Work required:
Produce the listing below again, exactly as shown.

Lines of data
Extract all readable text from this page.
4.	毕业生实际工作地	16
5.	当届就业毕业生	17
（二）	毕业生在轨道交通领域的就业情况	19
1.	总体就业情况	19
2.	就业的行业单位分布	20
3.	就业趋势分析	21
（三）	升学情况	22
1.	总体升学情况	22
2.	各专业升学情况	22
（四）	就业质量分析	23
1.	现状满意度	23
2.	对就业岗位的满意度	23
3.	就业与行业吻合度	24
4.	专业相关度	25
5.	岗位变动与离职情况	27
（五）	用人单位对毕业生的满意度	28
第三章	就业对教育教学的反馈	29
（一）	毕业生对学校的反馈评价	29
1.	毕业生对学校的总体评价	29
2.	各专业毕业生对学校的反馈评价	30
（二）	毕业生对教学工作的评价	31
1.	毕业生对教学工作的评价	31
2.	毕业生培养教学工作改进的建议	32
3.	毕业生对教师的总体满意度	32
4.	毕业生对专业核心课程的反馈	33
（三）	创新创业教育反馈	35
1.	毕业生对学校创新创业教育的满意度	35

Exercise answer:
Extract all readable text from this page.
4.	毕业生实际工作地	16
5.	当届就业毕业生	17
（二）	毕业生在轨道交通领域的就业情况	19
1.	总体就业情况	19
2.	就业的行业单位分布	20
3.	就业趋势分析	21
（三）	升学情况	22
1.	总体升学情况	22
2.	各专业升学情况	22
（四）	就业质量分析	23
1.	现状满意度	23
2.	对就业岗位的满意度	23
3.	就业与行业吻合度	24
4.	专业相关度	25
5.	岗位变动与离职情况	27
（五）	用人单位对毕业生的满意度	28
第三章	就业对教育教学的反馈	29
（一）	毕业生对学校的反馈评价	29
1.	毕业生对学校的总体评价	29
2.	各专业毕业生对学校的反馈评价	30
（二）	毕业生对教学工作的评价	31
1.	毕业生对教学工作的评价	31
2.	毕业生培养教学工作改进的建议	32
3.	毕业生对教师的总体满意度	32
4.	毕业生对专业核心课程的反馈	33
（三）	创新创业教育反馈	35
1.	毕业生对学校创新创业教育的满意度	35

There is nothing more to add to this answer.